■ Task instructions
Pictures must not be copied, but every entry must be reproduced exactly.

■ Data items

......

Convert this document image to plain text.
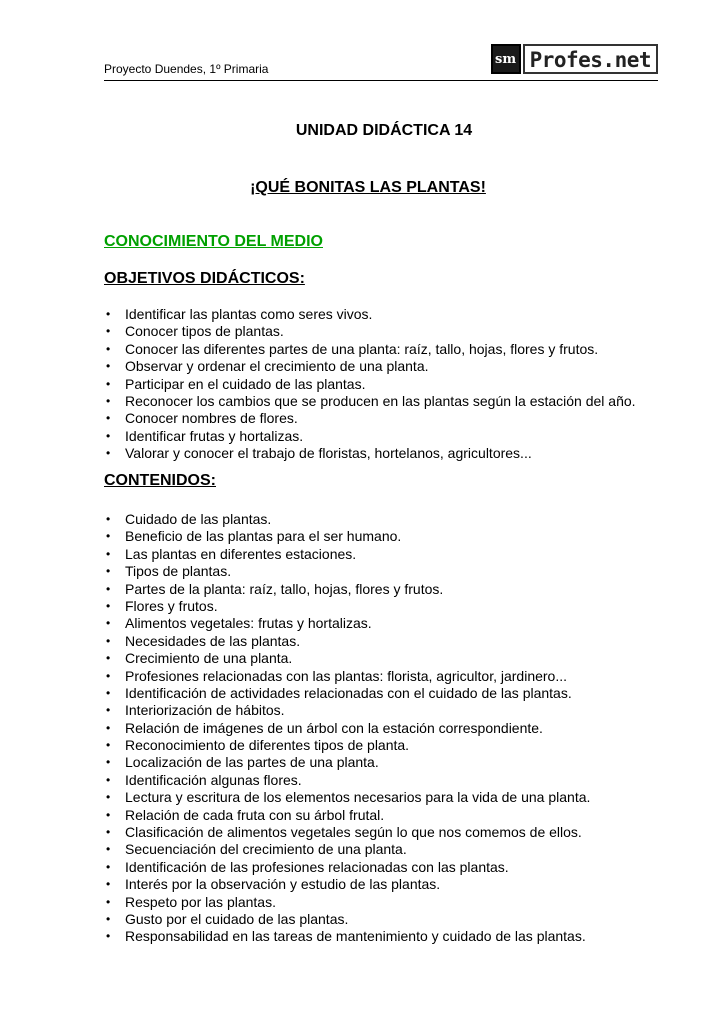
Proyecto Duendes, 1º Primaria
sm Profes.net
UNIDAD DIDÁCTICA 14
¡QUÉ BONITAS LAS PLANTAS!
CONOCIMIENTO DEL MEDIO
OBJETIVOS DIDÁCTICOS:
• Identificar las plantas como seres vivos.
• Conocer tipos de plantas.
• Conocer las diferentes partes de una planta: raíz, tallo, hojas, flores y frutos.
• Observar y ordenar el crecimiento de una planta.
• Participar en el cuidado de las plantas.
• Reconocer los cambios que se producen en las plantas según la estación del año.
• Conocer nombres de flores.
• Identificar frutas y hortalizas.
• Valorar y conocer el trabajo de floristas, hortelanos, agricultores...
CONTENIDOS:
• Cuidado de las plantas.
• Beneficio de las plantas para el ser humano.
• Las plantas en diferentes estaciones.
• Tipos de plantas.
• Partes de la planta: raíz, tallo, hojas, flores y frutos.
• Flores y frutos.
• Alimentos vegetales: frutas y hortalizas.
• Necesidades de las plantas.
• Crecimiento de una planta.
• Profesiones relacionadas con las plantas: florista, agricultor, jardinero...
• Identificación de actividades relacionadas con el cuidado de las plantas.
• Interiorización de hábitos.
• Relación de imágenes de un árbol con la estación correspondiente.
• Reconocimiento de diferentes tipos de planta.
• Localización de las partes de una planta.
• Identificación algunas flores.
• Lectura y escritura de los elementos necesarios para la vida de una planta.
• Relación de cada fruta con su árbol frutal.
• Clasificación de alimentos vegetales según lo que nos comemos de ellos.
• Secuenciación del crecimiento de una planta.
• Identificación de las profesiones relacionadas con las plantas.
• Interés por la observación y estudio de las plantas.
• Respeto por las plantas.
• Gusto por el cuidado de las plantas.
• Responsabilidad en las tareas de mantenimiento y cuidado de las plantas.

......

■ Written answer
Convert this document image to plain text.
Proyecto Duendes, 1º Primaria
sm Profes.net
UNIDAD DIDÁCTICA 14
¡QUÉ BONITAS LAS PLANTAS!
CONOCIMIENTO DEL MEDIO
OBJETIVOS DIDÁCTICOS:
• Identificar las plantas como seres vivos.
• Conocer tipos de plantas.
• Conocer las diferentes partes de una planta: raíz, tallo, hojas, flores y frutos.
• Observar y ordenar el crecimiento de una planta.
• Participar en el cuidado de las plantas.
• Reconocer los cambios que se producen en las plantas según la estación del año.
• Conocer nombres de flores.
• Identificar frutas y hortalizas.
• Valorar y conocer el trabajo de floristas, hortelanos, agricultores...
CONTENIDOS:
• Cuidado de las plantas.
• Beneficio de las plantas para el ser humano.
• Las plantas en diferentes estaciones.
• Tipos de plantas.
• Partes de la planta: raíz, tallo, hojas, flores y frutos.
• Flores y frutos.
• Alimentos vegetales: frutas y hortalizas.
• Necesidades de las plantas.
• Crecimiento de una planta.
• Profesiones relacionadas con las plantas: florista, agricultor, jardinero...
• Identificación de actividades relacionadas con el cuidado de las plantas.
• Interiorización de hábitos.
• Relación de imágenes de un árbol con la estación correspondiente.
• Reconocimiento de diferentes tipos de planta.
• Localización de las partes de una planta.
• Identificación algunas flores.
• Lectura y escritura de los elementos necesarios para la vida de una planta.
• Relación de cada fruta con su árbol frutal.
• Clasificación de alimentos vegetales según lo que nos comemos de ellos.
• Secuenciación del crecimiento de una planta.
• Identificación de las profesiones relacionadas con las plantas.
• Interés por la observación y estudio de las plantas.
• Respeto por las plantas.
• Gusto por el cuidado de las plantas.
• Responsabilidad en las tareas de mantenimiento y cuidado de las plantas.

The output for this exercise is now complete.